● Task instructions
Copy out every line in which the string "this" occurs.

(Extracted records)
:::::

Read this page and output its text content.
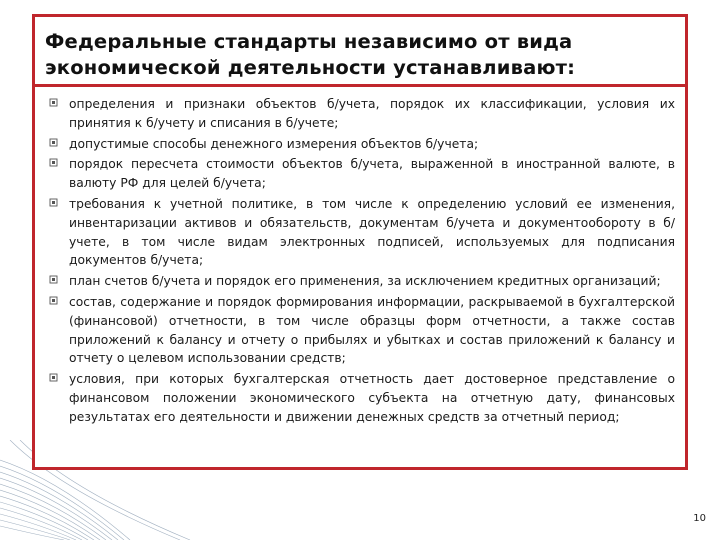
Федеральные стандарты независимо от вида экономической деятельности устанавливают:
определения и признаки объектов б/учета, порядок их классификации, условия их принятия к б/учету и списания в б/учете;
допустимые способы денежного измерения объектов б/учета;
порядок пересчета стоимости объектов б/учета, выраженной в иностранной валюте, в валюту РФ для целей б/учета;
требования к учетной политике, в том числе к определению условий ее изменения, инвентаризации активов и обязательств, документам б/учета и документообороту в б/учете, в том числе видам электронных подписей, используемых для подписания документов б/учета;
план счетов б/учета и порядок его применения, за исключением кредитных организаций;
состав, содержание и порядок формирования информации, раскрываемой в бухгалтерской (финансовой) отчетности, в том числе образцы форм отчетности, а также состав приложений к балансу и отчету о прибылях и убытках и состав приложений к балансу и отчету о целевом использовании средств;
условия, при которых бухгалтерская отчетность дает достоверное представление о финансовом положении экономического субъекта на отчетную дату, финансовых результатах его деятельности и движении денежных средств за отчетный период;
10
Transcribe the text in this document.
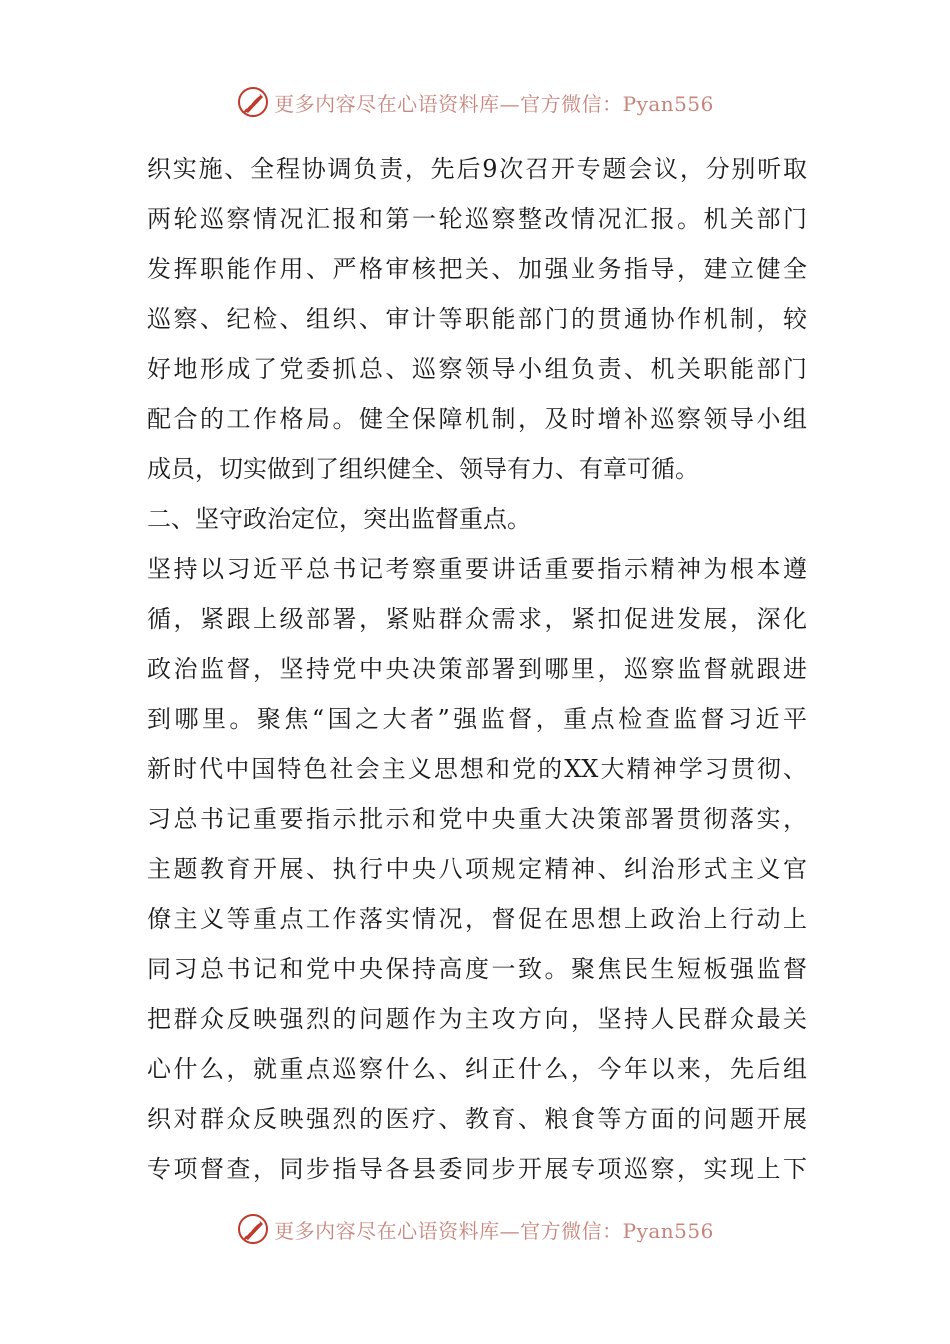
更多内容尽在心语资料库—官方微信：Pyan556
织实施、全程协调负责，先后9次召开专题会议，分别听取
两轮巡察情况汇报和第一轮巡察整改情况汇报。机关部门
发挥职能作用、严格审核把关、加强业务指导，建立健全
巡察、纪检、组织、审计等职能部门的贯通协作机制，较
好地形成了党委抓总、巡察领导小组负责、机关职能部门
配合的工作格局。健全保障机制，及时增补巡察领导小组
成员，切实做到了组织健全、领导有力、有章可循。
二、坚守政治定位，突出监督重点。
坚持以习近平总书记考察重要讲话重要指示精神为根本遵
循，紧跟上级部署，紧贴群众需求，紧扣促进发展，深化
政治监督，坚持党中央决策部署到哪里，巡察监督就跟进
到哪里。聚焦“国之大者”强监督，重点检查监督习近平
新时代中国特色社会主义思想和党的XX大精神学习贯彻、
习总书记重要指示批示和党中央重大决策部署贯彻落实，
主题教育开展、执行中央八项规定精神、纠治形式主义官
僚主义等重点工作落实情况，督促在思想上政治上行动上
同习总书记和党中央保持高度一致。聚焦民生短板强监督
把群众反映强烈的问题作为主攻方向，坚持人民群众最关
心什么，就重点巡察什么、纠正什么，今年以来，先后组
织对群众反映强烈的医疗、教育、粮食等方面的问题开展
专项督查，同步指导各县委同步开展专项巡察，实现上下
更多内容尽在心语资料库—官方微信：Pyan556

:::::

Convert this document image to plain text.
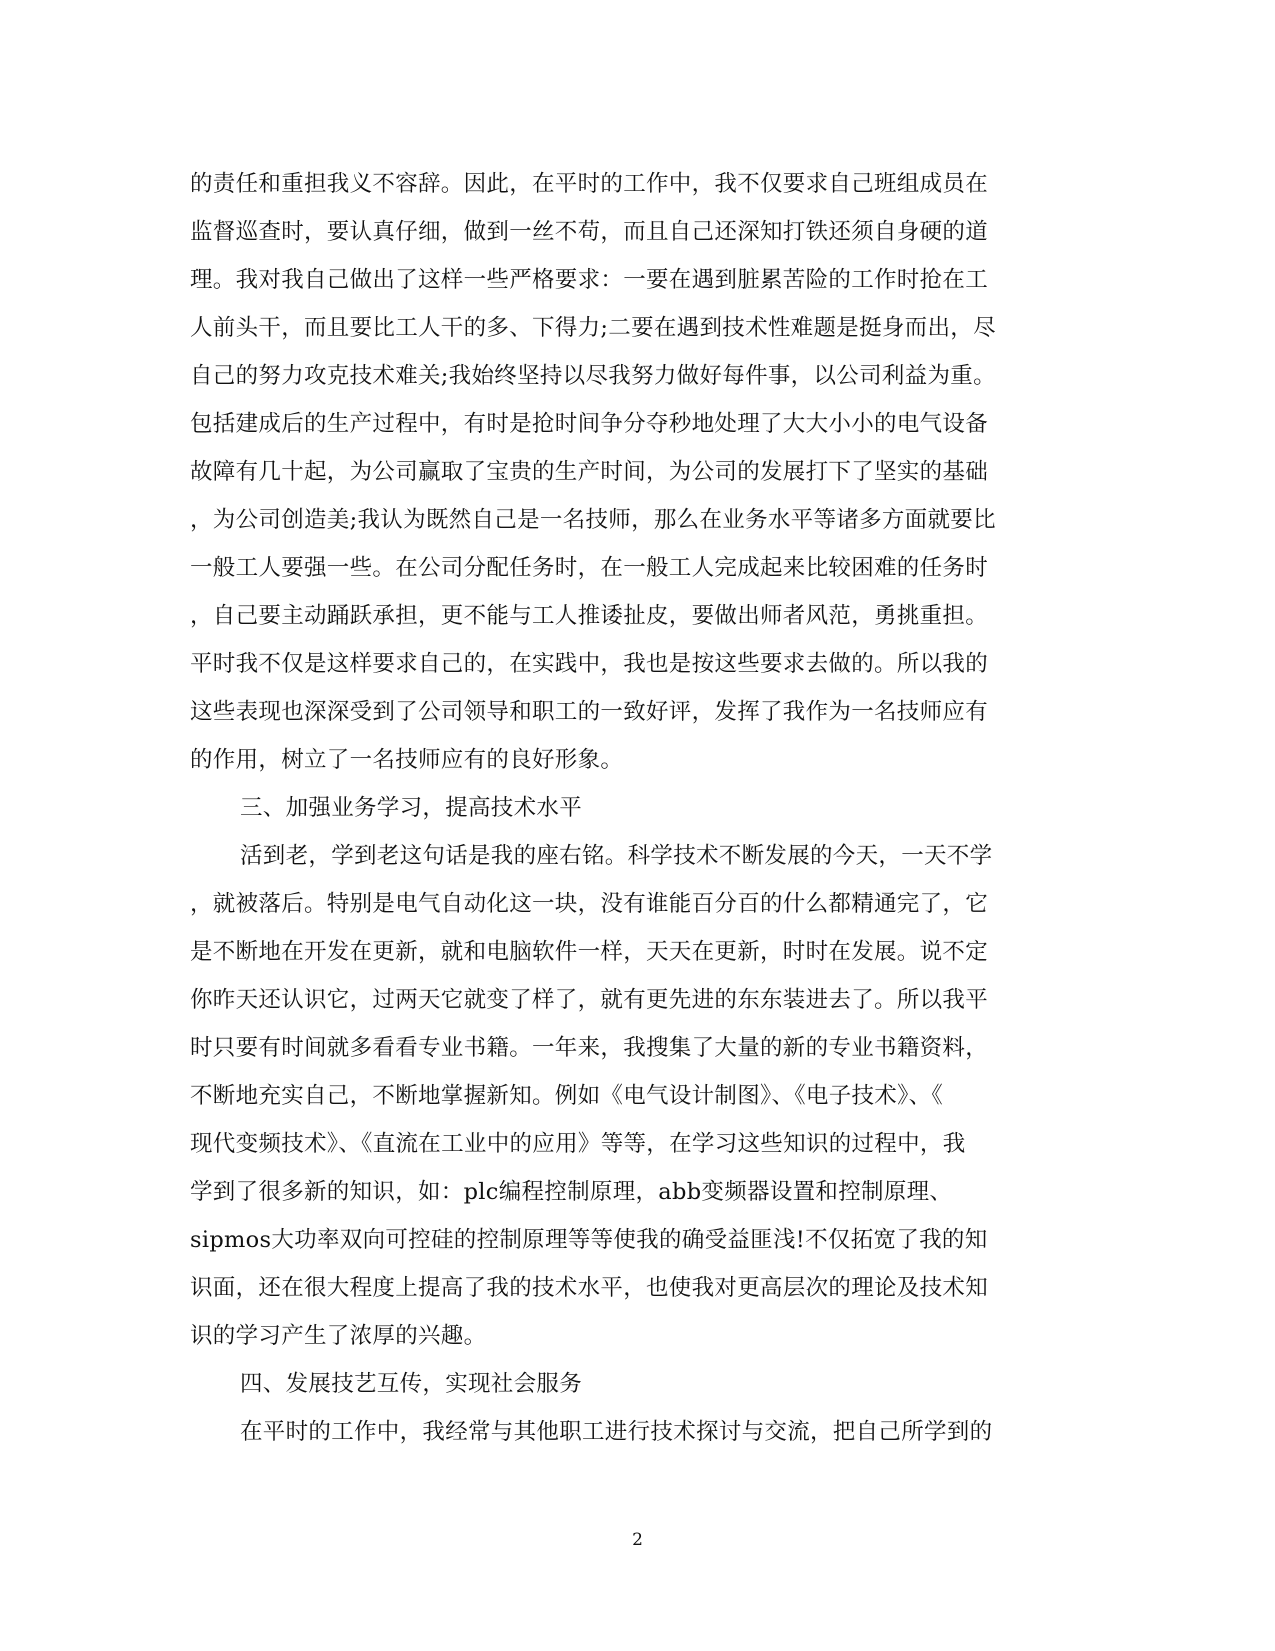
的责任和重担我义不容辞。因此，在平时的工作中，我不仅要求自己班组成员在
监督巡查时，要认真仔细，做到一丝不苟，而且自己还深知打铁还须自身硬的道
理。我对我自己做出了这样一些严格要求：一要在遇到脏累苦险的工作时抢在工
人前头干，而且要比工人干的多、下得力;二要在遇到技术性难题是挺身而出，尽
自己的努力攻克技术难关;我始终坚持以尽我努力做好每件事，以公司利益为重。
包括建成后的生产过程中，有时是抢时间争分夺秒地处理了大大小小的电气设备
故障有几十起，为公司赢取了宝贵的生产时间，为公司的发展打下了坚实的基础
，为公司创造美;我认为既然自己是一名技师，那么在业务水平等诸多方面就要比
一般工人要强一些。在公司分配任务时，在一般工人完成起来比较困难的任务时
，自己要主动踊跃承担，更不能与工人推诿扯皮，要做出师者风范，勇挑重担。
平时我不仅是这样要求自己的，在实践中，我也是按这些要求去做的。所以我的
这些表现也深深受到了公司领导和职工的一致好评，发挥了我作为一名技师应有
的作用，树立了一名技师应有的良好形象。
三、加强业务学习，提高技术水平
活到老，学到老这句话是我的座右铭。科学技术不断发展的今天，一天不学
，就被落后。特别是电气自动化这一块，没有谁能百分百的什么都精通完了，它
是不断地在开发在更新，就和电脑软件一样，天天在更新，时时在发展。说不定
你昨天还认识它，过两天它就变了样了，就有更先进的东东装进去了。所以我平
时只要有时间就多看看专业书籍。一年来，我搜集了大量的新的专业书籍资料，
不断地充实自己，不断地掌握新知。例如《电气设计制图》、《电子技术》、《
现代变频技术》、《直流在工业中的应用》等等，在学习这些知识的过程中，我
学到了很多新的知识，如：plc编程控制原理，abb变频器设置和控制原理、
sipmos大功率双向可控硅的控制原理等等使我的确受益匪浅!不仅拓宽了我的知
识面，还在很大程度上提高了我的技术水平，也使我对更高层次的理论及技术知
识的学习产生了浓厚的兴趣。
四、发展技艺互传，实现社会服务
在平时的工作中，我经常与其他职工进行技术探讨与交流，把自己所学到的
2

:::::

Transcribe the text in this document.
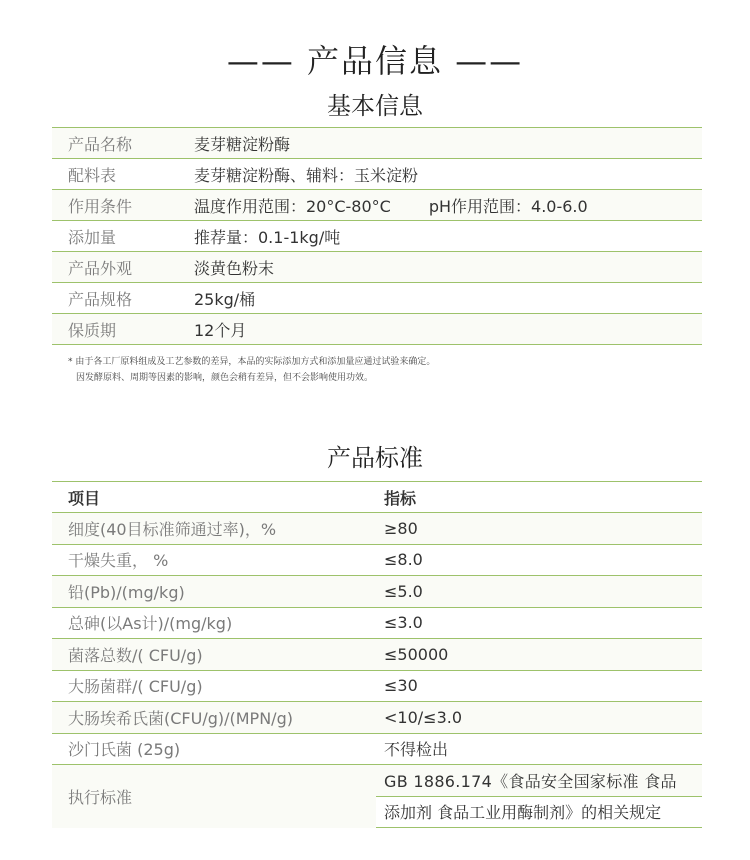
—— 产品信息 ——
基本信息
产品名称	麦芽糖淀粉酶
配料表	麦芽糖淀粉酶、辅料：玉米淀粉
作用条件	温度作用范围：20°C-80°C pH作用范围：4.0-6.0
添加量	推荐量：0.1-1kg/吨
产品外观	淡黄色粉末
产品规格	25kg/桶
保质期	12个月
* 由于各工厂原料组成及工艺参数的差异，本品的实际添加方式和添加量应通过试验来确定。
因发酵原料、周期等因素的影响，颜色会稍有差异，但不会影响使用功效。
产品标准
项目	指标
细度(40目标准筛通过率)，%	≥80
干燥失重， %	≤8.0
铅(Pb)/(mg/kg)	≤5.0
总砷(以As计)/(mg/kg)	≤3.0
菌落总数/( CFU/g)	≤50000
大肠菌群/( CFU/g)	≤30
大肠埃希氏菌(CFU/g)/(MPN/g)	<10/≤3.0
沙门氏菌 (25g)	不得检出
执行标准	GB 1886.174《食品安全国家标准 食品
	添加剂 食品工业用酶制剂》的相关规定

:::::

● Written answer
Read this page and output its text content.
Transcribe the text in this document.
Convert this document image to plain text.
Transcribe the text in this document.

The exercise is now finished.